→ EXERCISE PROMPT
Return all of the entries word for word, but omit the pictures they contain.
═════ RAW RECORDS
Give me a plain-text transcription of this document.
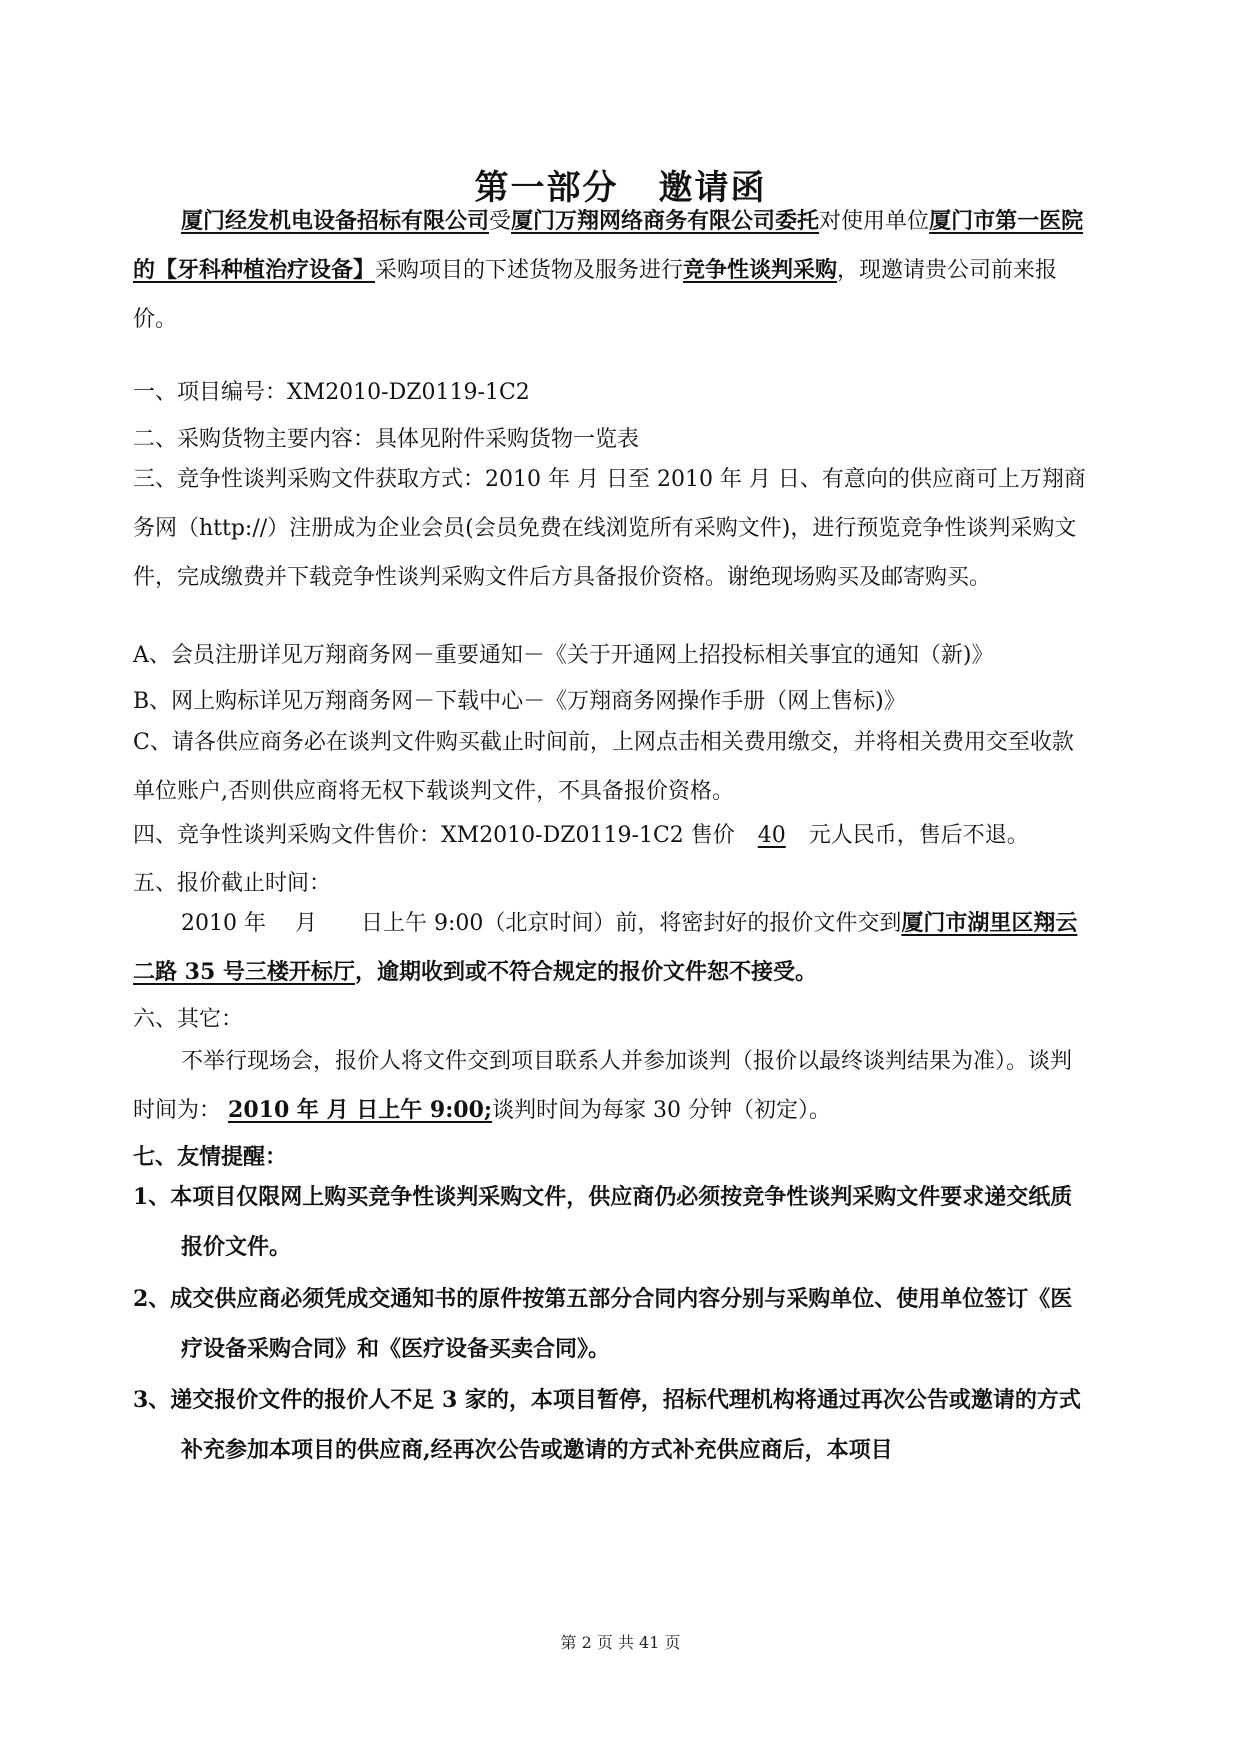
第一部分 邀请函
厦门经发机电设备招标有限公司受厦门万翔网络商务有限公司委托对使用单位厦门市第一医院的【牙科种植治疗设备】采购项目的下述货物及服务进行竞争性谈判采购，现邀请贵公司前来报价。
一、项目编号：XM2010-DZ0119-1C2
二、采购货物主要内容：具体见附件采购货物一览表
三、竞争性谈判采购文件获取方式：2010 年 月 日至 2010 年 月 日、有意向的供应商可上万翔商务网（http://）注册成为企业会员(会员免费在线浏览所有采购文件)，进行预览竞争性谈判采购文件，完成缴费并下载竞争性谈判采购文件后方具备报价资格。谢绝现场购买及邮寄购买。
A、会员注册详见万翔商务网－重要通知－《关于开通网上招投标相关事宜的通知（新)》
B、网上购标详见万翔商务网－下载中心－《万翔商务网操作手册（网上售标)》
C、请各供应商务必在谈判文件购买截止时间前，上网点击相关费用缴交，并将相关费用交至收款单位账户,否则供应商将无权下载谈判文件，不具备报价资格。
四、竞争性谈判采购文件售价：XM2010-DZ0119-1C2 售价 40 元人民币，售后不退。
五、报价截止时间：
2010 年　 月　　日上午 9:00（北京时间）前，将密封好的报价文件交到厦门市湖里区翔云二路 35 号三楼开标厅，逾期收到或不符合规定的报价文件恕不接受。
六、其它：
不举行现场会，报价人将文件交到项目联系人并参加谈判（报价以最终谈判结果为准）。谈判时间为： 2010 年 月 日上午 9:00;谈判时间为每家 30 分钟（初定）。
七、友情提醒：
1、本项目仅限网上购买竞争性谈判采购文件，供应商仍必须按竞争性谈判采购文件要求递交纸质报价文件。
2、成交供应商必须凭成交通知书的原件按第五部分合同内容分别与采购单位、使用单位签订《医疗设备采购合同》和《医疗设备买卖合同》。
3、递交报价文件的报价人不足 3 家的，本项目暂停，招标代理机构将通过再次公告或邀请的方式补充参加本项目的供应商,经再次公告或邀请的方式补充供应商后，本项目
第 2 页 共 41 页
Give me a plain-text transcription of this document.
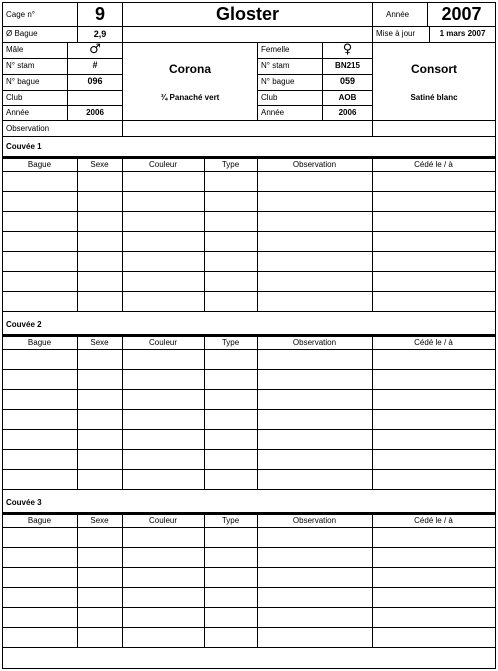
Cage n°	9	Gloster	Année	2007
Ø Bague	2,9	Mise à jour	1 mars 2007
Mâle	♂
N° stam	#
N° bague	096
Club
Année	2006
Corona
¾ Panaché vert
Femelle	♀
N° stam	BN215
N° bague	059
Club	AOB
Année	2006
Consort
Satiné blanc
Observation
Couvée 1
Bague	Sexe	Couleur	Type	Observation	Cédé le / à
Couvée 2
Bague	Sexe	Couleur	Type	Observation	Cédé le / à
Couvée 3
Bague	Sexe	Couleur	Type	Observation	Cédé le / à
══════════
→ ANSWER TO THIS PROBLEM
Give me a plain-text transcription of this document.
第一部分 邀请函
厦门经发机电设备招标有限公司受厦门万翔网络商务有限公司委托对使用单位厦门市第一医院的【牙科种植治疗设备】采购项目的下述货物及服务进行竞争性谈判采购，现邀请贵公司前来报价。
一、项目编号：XM2010-DZ0119-1C2
二、采购货物主要内容：具体见附件采购货物一览表
三、竞争性谈判采购文件获取方式：2010 年 月 日至 2010 年 月 日、有意向的供应商可上万翔商务网（http://）注册成为企业会员(会员免费在线浏览所有采购文件)，进行预览竞争性谈判采购文件，完成缴费并下载竞争性谈判采购文件后方具备报价资格。谢绝现场购买及邮寄购买。
A、会员注册详见万翔商务网－重要通知－《关于开通网上招投标相关事宜的通知（新)》
B、网上购标详见万翔商务网－下载中心－《万翔商务网操作手册（网上售标)》
C、请各供应商务必在谈判文件购买截止时间前，上网点击相关费用缴交，并将相关费用交至收款单位账户,否则供应商将无权下载谈判文件，不具备报价资格。
四、竞争性谈判采购文件售价：XM2010-DZ0119-1C2 售价 40 元人民币，售后不退。
五、报价截止时间：
2010 年　 月　　日上午 9:00（北京时间）前，将密封好的报价文件交到厦门市湖里区翔云二路 35 号三楼开标厅，逾期收到或不符合规定的报价文件恕不接受。
六、其它：
不举行现场会，报价人将文件交到项目联系人并参加谈判（报价以最终谈判结果为准）。谈判时间为： 2010 年 月 日上午 9:00;谈判时间为每家 30 分钟（初定）。
七、友情提醒：
1、本项目仅限网上购买竞争性谈判采购文件，供应商仍必须按竞争性谈判采购文件要求递交纸质报价文件。
2、成交供应商必须凭成交通知书的原件按第五部分合同内容分别与采购单位、使用单位签订《医疗设备采购合同》和《医疗设备买卖合同》。
3、递交报价文件的报价人不足 3 家的，本项目暂停，招标代理机构将通过再次公告或邀请的方式补充参加本项目的供应商,经再次公告或邀请的方式补充供应商后，本项目
第 2 页 共 41 页
Give me a plain-text transcription of this document.
Cage n°	9	Gloster	Année	2007
Ø Bague	2,9	Mise à jour	1 mars 2007
Mâle	♂
N° stam	#
N° bague	096
Club
Année	2006
Corona
¾ Panaché vert
Femelle	♀
N° stam	BN215
N° bague	059
Club	AOB
Année	2006
Consort
Satiné blanc
Observation
Couvée 1
Bague	Sexe	Couleur	Type	Observation	Cédé le / à
Couvée 2
Bague	Sexe	Couleur	Type	Observation	Cédé le / à
Couvée 3
Bague	Sexe	Couleur	Type	Observation	Cédé le / à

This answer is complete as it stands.